* **REQUIRED TASK**:
Show all lines from the listing below that contain "spacing".
[Begin GIVEN DATA]
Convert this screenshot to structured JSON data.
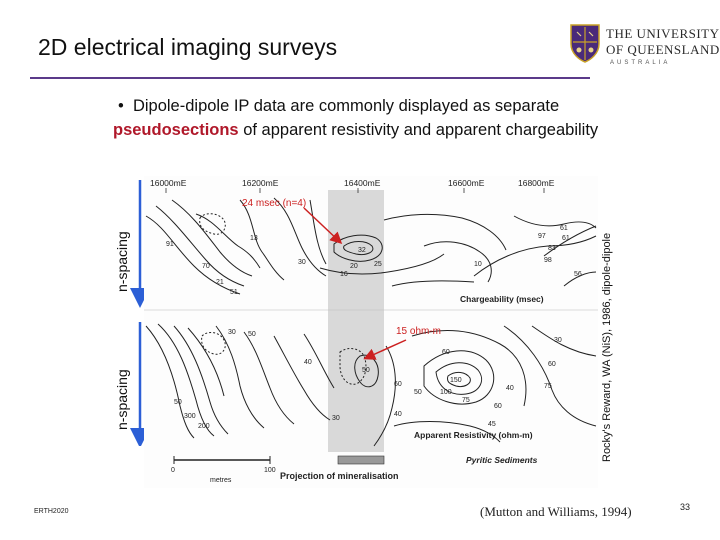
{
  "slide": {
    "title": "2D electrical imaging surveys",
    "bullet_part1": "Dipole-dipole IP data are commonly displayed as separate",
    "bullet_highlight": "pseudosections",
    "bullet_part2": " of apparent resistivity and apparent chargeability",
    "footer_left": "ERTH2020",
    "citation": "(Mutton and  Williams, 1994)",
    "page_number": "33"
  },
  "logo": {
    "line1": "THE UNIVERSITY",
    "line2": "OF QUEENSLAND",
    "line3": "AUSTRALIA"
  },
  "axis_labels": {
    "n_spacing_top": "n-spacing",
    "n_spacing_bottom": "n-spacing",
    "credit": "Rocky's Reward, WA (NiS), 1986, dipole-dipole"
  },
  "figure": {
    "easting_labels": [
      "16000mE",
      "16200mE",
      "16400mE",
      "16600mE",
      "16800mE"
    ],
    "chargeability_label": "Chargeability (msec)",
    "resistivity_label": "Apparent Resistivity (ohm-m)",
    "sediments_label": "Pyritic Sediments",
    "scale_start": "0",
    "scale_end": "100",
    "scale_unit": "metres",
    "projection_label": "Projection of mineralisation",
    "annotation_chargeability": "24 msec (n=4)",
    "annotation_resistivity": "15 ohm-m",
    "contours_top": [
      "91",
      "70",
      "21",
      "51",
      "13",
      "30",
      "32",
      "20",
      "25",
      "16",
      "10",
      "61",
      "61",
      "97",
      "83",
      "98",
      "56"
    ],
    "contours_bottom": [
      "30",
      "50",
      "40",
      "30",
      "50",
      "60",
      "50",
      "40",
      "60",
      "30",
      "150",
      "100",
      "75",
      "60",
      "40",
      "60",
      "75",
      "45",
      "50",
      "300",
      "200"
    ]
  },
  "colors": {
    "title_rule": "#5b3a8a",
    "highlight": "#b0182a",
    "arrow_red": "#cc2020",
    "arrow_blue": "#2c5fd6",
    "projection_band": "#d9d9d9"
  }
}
[End GIVEN DATA]
[Begin GIVEN DATA]
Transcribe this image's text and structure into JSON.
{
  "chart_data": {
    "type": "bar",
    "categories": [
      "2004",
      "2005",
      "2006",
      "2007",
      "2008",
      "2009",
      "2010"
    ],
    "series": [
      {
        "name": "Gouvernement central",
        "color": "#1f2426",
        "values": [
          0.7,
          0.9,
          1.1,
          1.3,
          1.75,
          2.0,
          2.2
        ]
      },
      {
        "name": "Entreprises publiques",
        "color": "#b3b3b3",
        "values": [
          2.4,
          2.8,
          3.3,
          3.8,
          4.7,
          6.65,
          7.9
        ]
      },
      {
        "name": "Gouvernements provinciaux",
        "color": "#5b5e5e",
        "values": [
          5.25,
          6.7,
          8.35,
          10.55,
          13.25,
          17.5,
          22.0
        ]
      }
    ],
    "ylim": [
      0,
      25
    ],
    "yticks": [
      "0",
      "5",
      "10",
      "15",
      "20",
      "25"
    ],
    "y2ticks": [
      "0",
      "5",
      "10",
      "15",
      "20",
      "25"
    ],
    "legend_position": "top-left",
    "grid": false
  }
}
[End GIVEN DATA]
[Begin GIVEN DATA]
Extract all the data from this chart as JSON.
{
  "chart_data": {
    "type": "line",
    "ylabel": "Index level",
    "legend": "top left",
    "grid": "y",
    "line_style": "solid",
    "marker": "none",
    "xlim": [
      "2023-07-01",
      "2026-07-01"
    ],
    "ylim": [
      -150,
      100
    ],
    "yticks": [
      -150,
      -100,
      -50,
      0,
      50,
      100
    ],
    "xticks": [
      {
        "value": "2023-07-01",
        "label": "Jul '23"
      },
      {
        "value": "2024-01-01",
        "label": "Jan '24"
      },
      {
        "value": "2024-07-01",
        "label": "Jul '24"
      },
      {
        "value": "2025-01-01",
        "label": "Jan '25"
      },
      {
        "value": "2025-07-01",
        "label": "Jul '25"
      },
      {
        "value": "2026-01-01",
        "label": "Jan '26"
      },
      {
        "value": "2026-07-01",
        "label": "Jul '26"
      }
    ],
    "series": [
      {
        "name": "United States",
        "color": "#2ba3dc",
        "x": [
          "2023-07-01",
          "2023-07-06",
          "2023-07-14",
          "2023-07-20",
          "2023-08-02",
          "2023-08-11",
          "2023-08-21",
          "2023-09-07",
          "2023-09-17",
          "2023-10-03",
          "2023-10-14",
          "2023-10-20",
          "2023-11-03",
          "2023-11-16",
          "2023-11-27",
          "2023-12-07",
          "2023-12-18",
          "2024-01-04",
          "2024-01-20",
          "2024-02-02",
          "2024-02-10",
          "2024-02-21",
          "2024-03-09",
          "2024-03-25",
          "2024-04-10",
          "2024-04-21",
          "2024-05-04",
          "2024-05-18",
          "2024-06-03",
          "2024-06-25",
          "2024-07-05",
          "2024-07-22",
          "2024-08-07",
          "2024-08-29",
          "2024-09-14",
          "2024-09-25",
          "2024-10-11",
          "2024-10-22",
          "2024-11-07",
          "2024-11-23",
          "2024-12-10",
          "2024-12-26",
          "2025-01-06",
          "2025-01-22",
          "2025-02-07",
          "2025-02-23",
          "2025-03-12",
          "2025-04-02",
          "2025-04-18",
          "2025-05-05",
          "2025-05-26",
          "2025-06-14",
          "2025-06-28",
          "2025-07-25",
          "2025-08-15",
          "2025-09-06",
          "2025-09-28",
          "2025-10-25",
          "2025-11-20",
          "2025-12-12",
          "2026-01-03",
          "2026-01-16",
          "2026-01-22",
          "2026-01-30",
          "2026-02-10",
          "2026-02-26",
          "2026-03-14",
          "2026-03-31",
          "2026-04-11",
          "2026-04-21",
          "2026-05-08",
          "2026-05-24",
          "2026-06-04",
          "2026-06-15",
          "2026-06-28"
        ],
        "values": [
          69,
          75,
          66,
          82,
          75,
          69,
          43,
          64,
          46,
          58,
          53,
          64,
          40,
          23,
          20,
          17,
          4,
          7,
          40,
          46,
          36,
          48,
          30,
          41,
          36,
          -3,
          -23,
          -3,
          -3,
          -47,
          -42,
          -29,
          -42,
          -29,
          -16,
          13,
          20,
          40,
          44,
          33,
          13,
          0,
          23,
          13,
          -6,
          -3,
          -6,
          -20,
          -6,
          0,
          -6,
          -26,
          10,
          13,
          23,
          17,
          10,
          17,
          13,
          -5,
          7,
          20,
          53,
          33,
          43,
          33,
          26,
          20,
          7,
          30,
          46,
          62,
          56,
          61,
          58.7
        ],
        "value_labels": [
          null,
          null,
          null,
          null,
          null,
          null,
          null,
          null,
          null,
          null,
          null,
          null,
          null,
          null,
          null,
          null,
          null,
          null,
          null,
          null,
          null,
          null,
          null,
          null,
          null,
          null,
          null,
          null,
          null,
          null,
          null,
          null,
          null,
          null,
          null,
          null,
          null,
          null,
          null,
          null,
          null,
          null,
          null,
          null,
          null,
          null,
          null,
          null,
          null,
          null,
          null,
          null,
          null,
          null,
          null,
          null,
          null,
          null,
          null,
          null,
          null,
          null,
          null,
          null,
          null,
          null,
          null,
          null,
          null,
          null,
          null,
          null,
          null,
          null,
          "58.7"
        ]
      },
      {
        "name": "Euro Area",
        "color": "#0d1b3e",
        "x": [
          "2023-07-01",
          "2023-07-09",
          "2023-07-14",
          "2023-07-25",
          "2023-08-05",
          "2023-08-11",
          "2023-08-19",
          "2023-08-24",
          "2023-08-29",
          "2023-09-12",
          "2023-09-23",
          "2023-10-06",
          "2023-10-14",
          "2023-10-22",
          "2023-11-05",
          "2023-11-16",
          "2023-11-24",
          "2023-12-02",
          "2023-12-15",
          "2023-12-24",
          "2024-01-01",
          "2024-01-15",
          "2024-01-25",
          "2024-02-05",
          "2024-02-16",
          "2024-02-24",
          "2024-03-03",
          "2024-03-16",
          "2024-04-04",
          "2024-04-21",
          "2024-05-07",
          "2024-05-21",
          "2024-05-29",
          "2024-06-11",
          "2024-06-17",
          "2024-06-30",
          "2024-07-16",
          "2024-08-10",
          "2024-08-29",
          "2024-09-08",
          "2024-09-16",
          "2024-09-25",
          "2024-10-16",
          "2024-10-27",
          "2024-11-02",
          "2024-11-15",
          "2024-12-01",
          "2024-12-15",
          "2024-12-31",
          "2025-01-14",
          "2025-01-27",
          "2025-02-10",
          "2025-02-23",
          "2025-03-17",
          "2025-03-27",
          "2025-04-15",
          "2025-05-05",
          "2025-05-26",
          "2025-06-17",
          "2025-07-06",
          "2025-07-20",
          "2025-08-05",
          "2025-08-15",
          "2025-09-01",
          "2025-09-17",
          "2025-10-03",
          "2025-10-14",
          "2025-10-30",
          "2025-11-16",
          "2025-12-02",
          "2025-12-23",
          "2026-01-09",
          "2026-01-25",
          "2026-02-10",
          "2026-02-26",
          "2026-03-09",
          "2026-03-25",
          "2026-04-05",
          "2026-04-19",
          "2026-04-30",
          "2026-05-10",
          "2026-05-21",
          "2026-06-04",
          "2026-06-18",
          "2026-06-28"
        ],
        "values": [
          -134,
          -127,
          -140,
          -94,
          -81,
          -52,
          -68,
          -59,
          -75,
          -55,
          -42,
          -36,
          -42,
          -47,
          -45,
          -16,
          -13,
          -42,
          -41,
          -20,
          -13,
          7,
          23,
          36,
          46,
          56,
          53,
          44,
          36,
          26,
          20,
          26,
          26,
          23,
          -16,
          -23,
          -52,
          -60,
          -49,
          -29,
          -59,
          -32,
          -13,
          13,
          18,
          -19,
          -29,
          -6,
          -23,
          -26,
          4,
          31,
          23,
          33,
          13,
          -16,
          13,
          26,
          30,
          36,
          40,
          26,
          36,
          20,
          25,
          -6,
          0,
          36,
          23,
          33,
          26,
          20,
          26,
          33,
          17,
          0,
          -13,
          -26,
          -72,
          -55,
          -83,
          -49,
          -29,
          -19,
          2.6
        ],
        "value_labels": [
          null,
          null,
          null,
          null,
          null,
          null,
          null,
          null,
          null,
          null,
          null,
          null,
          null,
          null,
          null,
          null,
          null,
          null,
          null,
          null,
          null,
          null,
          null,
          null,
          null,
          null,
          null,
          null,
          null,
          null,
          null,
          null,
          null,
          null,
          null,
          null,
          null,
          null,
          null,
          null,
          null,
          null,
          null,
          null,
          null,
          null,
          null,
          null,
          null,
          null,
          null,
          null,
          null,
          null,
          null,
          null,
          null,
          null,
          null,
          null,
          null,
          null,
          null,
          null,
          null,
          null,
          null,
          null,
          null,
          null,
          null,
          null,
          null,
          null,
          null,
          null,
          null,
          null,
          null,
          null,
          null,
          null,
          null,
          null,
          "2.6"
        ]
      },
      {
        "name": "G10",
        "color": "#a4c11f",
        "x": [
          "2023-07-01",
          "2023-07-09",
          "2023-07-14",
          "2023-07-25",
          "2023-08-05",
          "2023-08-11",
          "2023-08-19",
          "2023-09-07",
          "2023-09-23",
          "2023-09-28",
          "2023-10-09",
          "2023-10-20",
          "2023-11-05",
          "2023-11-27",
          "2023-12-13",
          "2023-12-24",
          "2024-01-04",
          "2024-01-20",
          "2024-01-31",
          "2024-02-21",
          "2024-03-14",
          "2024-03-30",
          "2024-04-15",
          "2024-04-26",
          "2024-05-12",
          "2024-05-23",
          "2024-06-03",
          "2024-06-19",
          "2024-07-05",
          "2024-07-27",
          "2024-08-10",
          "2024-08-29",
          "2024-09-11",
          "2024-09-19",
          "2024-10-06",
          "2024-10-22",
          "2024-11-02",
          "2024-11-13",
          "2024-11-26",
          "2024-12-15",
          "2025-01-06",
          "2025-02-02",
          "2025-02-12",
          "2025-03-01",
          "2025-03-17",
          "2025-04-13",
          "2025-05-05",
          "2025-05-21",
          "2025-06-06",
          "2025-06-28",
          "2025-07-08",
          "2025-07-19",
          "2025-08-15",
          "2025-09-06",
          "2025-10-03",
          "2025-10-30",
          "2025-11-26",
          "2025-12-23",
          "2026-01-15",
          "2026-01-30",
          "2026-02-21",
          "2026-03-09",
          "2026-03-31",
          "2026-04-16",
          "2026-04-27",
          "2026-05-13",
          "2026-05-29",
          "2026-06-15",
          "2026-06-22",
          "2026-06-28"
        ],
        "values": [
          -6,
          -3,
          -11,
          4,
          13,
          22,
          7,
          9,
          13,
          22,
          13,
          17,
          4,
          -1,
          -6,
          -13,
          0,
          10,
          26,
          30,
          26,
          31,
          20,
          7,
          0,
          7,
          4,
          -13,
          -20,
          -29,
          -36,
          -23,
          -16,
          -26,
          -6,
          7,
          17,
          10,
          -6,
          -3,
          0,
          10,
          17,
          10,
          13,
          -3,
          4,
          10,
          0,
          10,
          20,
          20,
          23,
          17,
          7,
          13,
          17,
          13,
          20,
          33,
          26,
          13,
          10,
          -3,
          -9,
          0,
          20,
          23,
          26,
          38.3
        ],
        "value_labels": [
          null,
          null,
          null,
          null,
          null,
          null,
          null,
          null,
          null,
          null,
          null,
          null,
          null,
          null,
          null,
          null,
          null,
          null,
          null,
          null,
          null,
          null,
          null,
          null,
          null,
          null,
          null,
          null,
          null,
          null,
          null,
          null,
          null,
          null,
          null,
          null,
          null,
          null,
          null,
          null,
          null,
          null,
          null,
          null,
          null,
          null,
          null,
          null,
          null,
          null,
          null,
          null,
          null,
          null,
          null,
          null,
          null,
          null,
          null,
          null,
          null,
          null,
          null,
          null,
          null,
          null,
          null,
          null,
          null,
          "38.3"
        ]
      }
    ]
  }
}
[End GIVEN DATA]
* **FINAL RESULT**:
    "n_spacing_top": "n-spacing",
    "n_spacing_bottom": "n-spacing",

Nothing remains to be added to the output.